## Start

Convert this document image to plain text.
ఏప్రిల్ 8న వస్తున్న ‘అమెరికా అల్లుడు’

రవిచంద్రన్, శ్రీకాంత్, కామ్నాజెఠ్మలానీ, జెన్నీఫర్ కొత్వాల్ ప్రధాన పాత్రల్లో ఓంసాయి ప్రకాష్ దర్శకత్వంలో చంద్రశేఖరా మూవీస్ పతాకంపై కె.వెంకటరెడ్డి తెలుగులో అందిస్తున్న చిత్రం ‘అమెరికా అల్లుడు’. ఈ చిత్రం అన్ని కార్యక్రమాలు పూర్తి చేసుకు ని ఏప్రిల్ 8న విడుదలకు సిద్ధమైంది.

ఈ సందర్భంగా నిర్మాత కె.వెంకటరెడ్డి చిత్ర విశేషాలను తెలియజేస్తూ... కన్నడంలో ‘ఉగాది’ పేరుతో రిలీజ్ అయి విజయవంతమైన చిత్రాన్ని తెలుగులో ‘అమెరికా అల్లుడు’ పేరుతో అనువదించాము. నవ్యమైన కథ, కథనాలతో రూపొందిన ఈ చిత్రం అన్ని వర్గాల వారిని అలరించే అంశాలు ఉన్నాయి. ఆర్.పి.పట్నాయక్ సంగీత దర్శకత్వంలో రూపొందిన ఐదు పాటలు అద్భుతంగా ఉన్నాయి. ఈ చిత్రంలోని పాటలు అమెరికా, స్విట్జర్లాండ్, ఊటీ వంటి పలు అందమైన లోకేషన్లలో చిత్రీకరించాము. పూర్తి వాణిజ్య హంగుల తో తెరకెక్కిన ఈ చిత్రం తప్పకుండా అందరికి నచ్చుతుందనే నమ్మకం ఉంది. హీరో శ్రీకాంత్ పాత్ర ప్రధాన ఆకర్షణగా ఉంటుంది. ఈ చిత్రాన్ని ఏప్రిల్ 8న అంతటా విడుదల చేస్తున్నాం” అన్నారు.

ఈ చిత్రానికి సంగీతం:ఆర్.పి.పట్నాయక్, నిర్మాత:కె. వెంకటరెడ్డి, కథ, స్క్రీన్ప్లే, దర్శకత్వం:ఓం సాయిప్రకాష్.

## End

PROBLEM TO WORK ON: Each line of the material above must be retyped precisely.

CORRECT RESPONSE:
Convert this document image to plain text.
ఏప్రిల్ 8న వస్తున్న ‘అమెరికా అల్లుడు’

రవిచంద్రన్, శ్రీకాంత్, కామ్నాజెఠ్మలానీ, జెన్నీఫర్ కొత్వాల్ ప్రధాన పాత్రల్లో ఓంసాయి ప్రకాష్ దర్శకత్వంలో చంద్రశేఖరా మూవీస్ పతాకంపై కె.వెంకటరెడ్డి తెలుగులో అందిస్తున్న చిత్రం ‘అమెరికా అల్లుడు’. ఈ చిత్రం అన్ని కార్యక్రమాలు పూర్తి చేసుకు ని ఏప్రిల్ 8న విడుదలకు సిద్ధమైంది.

ఈ సందర్భంగా నిర్మాత కె.వెంకటరెడ్డి చిత్ర విశేషాలను తెలియజేస్తూ... కన్నడంలో ‘ఉగాది’ పేరుతో రిలీజ్ అయి విజయవంతమైన చిత్రాన్ని తెలుగులో ‘అమెరికా అల్లుడు’ పేరుతో అనువదించాము. నవ్యమైన కథ, కథనాలతో రూపొందిన ఈ చిత్రం అన్ని వర్గాల వారిని అలరించే అంశాలు ఉన్నాయి. ఆర్.పి.పట్నాయక్ సంగీత దర్శకత్వంలో రూపొందిన ఐదు పాటలు అద్భుతంగా ఉన్నాయి. ఈ చిత్రంలోని పాటలు అమెరికా, స్విట్జర్లాండ్, ఊటీ వంటి పలు అందమైన లోకేషన్లలో చిత్రీకరించాము. పూర్తి వాణిజ్య హంగుల తో తెరకెక్కిన ఈ చిత్రం తప్పకుండా అందరికి నచ్చుతుందనే నమ్మకం ఉంది. హీరో శ్రీకాంత్ పాత్ర ప్రధాన ఆకర్షణగా ఉంటుంది. ఈ చిత్రాన్ని ఏప్రిల్ 8న అంతటా విడుదల చేస్తున్నాం” అన్నారు.

ఈ చిత్రానికి సంగీతం:ఆర్.పి.పట్నాయక్, నిర్మాత:కె. వెంకటరెడ్డి, కథ, స్క్రీన్ప్లే, దర్శకత్వం:ఓం సాయిప్రకాష్.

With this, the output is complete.